• _MATERIAL TO PROCESS_:
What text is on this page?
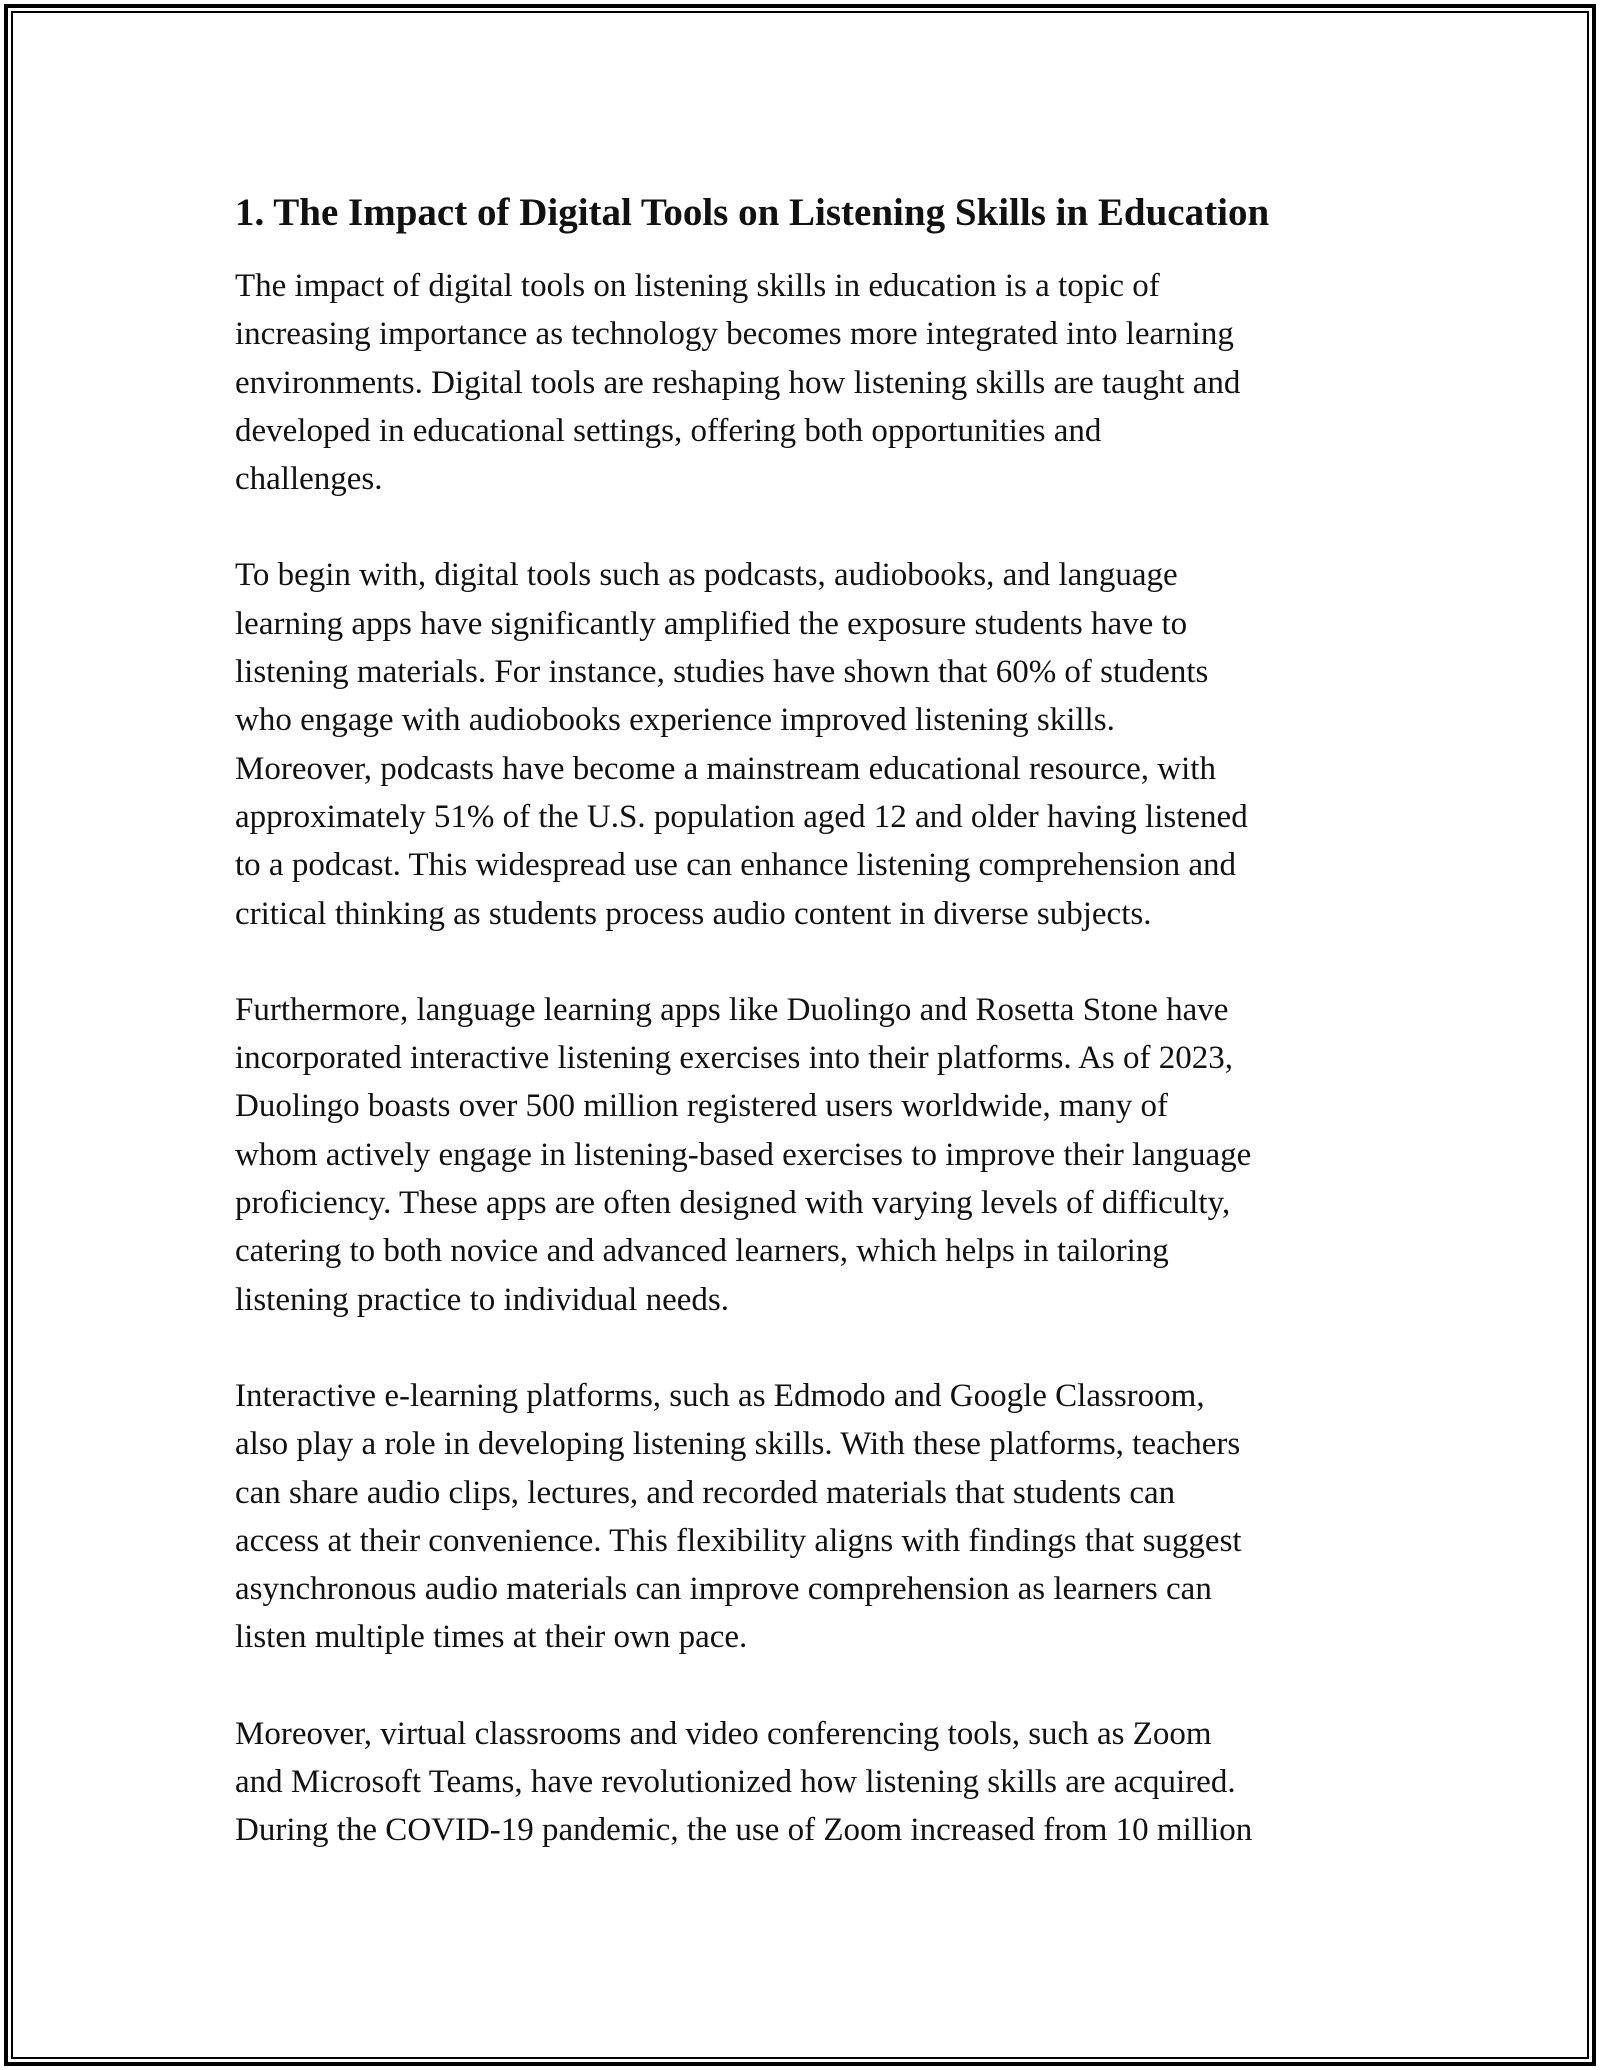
1. The Impact of Digital Tools on Listening Skills in Education

The impact of digital tools on listening skills in education is a topic of
increasing importance as technology becomes more integrated into learning
environments. Digital tools are reshaping how listening skills are taught and
developed in educational settings, offering both opportunities and
challenges.

To begin with, digital tools such as podcasts, audiobooks, and language
learning apps have significantly amplified the exposure students have to
listening materials. For instance, studies have shown that 60% of students
who engage with audiobooks experience improved listening skills.
Moreover, podcasts have become a mainstream educational resource, with
approximately 51% of the U.S. population aged 12 and older having listened
to a podcast. This widespread use can enhance listening comprehension and
critical thinking as students process audio content in diverse subjects.

Furthermore, language learning apps like Duolingo and Rosetta Stone have
incorporated interactive listening exercises into their platforms. As of 2023,
Duolingo boasts over 500 million registered users worldwide, many of
whom actively engage in listening-based exercises to improve their language
proficiency. These apps are often designed with varying levels of difficulty,
catering to both novice and advanced learners, which helps in tailoring
listening practice to individual needs.

Interactive e-learning platforms, such as Edmodo and Google Classroom,
also play a role in developing listening skills. With these platforms, teachers
can share audio clips, lectures, and recorded materials that students can
access at their convenience. This flexibility aligns with findings that suggest
asynchronous audio materials can improve comprehension as learners can
listen multiple times at their own pace.

Moreover, virtual classrooms and video conferencing tools, such as Zoom
and Microsoft Teams, have revolutionized how listening skills are acquired.
During the COVID-19 pandemic, the use of Zoom increased from 10 million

• _PROMPT_:
State only the number of lines in these entries that contain "students".

• _SOLUTION FOR THIS PROBLEM_:
4